__What you have to do__. Can you pull out each line of the data below that includes the word "Kari"?

········

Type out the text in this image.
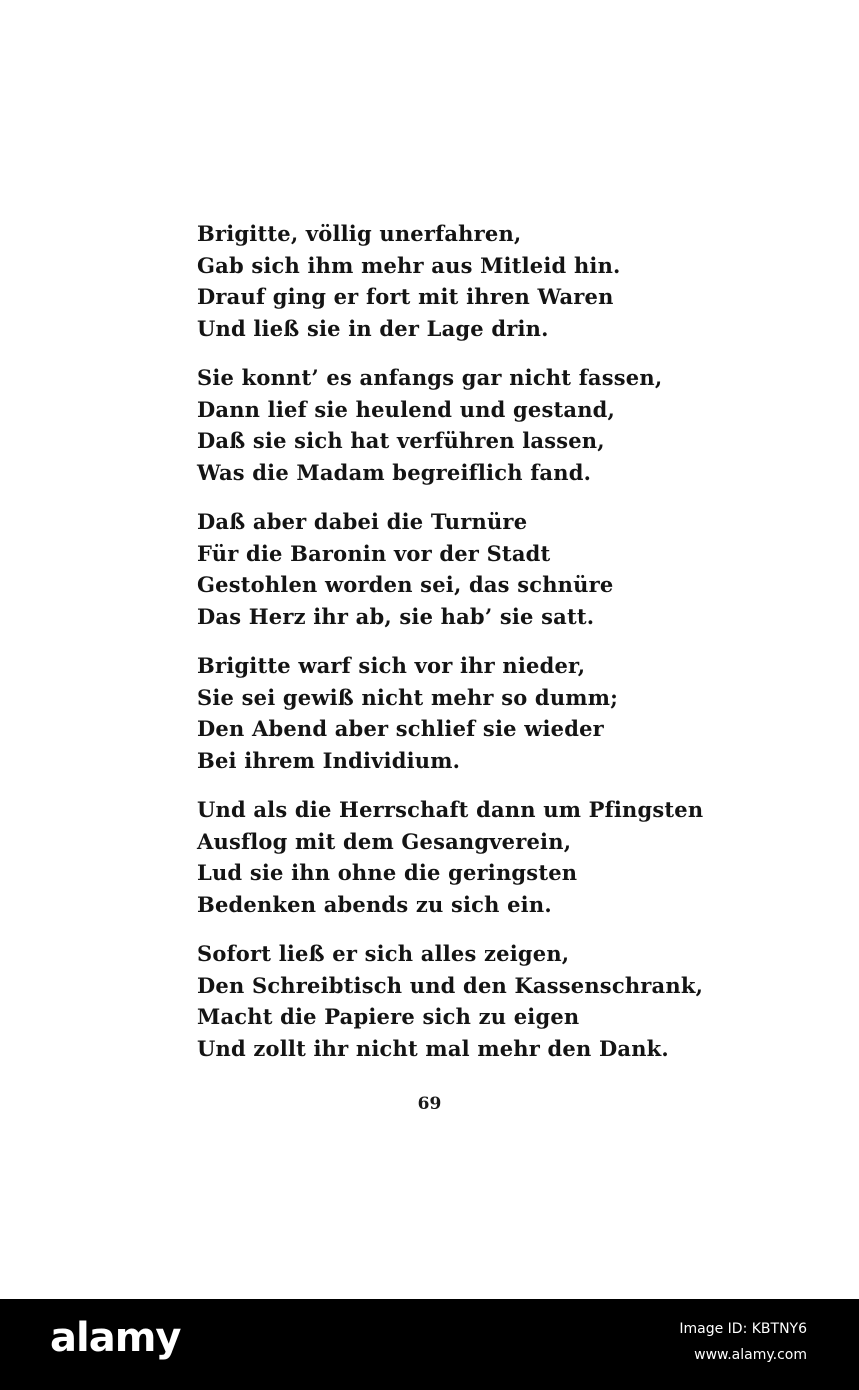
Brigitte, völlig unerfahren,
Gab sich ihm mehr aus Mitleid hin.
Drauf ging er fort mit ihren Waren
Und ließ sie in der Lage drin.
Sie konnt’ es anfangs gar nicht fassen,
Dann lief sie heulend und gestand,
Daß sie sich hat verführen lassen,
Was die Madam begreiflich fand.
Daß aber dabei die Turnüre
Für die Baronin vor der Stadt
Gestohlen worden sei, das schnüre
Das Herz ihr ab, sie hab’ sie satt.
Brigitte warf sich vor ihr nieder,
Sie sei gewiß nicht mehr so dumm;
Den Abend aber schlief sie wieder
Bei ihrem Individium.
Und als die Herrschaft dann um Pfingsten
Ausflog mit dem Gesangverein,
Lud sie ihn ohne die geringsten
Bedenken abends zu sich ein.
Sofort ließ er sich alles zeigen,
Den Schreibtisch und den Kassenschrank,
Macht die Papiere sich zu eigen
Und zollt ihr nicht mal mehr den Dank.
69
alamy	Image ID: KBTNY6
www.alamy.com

········

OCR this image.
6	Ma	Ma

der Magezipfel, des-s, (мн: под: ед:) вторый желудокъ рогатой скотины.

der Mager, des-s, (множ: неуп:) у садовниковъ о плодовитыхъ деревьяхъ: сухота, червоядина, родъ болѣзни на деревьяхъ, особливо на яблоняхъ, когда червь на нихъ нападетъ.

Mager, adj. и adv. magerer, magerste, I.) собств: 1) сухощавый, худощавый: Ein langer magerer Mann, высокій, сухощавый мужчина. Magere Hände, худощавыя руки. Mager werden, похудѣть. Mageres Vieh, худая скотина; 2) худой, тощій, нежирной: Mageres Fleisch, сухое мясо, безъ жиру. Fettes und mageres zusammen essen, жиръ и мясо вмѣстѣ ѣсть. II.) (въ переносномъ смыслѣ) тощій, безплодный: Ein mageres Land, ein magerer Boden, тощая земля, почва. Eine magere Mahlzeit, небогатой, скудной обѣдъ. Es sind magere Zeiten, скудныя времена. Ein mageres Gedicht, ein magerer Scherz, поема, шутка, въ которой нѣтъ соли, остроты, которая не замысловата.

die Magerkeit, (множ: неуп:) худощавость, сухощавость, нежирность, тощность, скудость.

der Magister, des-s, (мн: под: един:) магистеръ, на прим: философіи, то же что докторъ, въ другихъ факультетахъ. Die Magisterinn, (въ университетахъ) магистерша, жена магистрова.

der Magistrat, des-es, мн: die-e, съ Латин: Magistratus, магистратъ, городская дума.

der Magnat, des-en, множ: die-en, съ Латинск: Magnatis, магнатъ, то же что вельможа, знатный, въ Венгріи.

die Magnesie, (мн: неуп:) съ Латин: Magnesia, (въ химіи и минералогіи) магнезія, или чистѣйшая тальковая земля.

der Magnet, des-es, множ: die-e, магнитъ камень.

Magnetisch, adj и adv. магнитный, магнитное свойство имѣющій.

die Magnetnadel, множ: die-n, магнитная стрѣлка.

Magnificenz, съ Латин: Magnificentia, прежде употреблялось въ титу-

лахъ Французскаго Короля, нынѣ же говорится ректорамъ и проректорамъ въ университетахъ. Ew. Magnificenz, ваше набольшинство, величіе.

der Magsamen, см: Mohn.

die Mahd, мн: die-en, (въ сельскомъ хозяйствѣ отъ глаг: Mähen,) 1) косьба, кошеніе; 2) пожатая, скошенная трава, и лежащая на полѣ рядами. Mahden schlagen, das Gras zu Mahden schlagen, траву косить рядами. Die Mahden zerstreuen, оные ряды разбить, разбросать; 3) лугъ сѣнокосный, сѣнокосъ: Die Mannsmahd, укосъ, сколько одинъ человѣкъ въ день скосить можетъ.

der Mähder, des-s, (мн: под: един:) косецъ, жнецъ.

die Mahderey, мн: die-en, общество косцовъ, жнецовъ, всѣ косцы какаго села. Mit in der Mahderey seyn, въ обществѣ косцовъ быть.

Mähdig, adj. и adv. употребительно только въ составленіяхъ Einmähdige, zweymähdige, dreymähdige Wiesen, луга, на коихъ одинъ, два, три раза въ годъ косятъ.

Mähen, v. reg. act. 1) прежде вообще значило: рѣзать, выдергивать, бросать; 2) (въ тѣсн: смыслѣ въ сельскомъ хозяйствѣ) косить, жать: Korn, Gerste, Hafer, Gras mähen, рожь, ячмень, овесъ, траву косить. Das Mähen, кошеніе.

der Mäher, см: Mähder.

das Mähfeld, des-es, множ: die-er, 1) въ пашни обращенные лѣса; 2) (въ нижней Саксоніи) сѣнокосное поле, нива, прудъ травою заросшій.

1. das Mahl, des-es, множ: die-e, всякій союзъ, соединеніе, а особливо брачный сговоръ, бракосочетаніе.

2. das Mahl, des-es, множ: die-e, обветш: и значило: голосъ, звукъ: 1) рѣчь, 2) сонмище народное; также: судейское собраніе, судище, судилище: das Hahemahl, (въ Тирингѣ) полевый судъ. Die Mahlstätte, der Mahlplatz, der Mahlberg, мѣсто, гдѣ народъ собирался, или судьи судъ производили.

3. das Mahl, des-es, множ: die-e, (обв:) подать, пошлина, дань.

········

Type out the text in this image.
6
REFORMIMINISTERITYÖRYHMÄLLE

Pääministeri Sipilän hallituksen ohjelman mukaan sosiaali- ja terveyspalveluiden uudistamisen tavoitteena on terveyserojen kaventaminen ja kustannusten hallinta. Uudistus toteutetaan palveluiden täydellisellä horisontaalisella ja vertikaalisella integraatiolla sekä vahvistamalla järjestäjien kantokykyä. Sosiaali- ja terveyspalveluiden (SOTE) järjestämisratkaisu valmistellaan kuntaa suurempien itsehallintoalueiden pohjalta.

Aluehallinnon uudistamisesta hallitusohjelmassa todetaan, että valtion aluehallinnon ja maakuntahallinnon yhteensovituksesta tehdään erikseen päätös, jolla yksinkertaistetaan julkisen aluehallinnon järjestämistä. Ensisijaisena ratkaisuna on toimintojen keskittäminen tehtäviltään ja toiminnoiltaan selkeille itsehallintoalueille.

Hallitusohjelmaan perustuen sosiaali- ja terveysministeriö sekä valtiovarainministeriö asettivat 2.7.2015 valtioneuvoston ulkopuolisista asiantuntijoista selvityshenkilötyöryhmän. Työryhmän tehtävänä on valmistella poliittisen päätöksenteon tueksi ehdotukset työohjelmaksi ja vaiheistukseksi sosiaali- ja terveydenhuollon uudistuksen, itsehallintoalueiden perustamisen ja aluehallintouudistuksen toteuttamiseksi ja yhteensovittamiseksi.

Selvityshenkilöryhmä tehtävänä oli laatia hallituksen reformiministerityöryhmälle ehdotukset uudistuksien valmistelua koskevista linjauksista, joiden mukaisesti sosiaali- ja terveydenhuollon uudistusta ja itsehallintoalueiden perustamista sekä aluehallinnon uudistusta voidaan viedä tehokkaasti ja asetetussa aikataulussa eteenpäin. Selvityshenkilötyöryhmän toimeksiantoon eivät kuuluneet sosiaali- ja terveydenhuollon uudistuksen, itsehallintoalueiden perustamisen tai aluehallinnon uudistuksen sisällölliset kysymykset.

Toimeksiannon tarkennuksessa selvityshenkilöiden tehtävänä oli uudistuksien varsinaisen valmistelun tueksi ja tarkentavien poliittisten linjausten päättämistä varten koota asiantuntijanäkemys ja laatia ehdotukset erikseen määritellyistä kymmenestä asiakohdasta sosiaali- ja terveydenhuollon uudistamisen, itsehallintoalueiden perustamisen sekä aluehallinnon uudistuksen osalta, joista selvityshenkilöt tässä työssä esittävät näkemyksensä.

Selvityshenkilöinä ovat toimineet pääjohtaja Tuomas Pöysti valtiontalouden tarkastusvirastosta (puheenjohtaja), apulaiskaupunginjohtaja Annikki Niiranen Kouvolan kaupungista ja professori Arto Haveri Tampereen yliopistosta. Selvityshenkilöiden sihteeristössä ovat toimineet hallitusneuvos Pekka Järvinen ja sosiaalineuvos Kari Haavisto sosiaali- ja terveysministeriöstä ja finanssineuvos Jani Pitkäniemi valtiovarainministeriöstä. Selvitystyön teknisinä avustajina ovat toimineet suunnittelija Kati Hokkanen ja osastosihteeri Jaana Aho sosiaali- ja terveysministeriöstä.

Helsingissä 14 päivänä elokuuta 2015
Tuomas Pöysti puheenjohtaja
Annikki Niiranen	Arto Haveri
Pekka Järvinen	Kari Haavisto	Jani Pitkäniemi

········

__Expected answer__.
Selvityshenkilöinä ovat toimineet pääjohtaja Tuomas Pöysti valtiontalouden tarkastusvirastosta (puheenjohtaja), apulaiskaupunginjohtaja Annikki Niiranen Kouvolan kaupungista ja professori Arto Haveri Tampereen yliopistosta. Selvityshenkilöiden sihteeristössä ovat toimineet hallitusneuvos Pekka Järvinen ja sosiaalineuvos Kari Haavisto sosiaali- ja terveysministeriöstä ja finanssineuvos Jani Pitkäniemi valtiovarainministeriöstä. Selvitystyön teknisinä avustajina ovat toimineet suunnittelija Kati Hokkanen ja osastosihteeri Jaana Aho sosiaali- ja terveysministeriöstä.
Pekka Järvinen	Kari Haavisto	Jani Pitkäniemi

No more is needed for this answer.